====== TEXT PROVIDED

The person who exercises the Option shall warrant to the Company that, at
the time of such exercise, such person is acquiring his or her Option
Shares for investment and not with a view to, or for or in connection with,
the distribution of any such Shares, and shall make such other
representations, warranties, acknowledgments, and affirmations, if any, as
the Committee may require. In such event, the person acquiring such Shares
shall be bound by the provisions of an appropriate legend which shall be
endorsed upon the certificate(s) evidencing his or her Option Shares issued
pursuant to such exercise. The Company may delay issuance of the Shares
until completion of any action or obtaining any consent that the Company
deem necessary under any applicable law (including without limitation state
securities or "blue sky" laws).
6. Conditions to Issuance of Stock Certificates. The shares of stock
deliverable upon the exercise of the Option, or any portion thereof, may be
either previously authorized but unissued shares or issued shares which
have been reacquired by the Company. Such shares shall be fully paid and
nonassessable.

============

- [WHAT THIS EXERCISE ASKS]
a) In the option agreement text, which two kinds of shares may be delivered when the Option is exercised?
b) Please duplicate the option agreement text starting with "6. Conditions to" and going on through "nonassessable.".

====== DATA RECORDS

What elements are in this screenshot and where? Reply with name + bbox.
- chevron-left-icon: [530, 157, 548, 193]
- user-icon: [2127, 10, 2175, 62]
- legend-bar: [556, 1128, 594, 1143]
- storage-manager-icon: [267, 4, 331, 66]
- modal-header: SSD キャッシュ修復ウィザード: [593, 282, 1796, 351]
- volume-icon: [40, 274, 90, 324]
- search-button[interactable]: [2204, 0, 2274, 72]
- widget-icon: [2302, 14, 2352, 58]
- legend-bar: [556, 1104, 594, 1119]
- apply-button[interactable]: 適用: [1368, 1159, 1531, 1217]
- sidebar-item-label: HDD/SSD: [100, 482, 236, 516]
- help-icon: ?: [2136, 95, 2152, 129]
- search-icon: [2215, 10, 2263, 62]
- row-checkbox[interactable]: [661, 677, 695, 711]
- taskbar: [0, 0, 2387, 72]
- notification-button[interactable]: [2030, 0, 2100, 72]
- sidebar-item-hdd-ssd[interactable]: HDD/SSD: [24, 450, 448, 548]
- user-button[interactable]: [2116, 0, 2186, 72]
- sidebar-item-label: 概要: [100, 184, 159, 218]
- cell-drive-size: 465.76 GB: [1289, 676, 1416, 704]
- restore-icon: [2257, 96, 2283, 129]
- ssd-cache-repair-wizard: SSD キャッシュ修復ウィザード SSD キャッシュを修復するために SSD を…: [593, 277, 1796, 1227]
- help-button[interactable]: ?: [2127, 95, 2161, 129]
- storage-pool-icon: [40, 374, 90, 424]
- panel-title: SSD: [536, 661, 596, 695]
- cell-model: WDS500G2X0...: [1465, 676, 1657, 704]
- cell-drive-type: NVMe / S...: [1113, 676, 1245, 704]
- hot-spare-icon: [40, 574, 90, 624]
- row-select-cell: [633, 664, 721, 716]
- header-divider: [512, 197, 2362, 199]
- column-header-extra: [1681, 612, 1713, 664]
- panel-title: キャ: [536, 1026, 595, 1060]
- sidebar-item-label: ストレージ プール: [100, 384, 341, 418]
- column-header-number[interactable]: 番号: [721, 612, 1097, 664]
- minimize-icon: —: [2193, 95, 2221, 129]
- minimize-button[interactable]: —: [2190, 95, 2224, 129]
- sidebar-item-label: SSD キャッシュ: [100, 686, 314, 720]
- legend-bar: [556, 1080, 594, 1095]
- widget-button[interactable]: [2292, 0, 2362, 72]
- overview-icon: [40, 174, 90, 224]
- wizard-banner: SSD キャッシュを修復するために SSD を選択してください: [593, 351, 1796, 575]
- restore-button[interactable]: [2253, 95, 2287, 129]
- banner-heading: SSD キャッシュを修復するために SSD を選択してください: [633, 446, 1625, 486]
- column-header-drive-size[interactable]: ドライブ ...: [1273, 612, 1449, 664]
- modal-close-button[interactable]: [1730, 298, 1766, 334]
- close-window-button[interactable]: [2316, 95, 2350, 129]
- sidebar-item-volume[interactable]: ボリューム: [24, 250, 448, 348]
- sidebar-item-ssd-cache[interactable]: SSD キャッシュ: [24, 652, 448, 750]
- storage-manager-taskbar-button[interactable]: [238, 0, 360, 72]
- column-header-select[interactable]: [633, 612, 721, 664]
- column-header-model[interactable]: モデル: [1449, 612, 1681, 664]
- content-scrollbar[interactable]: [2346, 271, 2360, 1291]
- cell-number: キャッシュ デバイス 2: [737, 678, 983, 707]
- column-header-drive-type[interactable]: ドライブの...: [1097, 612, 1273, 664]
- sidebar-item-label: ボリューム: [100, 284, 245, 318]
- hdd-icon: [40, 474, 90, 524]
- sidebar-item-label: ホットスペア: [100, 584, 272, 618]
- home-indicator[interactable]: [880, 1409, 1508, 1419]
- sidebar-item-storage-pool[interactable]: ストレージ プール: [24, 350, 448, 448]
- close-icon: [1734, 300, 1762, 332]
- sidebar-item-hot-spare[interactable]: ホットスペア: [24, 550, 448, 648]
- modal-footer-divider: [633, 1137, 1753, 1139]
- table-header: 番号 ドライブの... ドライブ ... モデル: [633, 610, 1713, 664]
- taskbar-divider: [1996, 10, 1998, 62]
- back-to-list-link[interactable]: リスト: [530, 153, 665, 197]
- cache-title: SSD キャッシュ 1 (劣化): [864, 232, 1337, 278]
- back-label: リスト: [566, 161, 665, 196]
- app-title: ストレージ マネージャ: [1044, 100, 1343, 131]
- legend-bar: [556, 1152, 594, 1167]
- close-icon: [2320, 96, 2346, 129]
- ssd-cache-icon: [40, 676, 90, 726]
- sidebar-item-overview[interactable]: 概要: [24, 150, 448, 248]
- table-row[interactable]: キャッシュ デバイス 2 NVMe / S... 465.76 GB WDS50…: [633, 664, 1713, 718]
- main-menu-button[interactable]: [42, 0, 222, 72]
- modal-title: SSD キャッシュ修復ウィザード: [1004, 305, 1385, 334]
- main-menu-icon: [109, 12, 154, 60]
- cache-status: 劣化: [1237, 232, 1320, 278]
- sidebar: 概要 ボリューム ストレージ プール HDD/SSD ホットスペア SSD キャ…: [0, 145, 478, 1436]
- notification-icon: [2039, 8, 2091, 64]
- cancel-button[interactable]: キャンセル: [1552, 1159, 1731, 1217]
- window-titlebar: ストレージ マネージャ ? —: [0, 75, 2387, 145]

============

- [SOLUTION LIST]
a) Previously authorized but unissued shares, or issued shares that the Company has reacquired.

b)
6. Conditions to Issuance of Stock Certificates. The shares of stock
deliverable upon the exercise of the Option, or any portion thereof, may be
either previously authorized but unissued shares or issued shares which
have been reacquired by the Company. Such shares shall be fully paid and
nonassessable.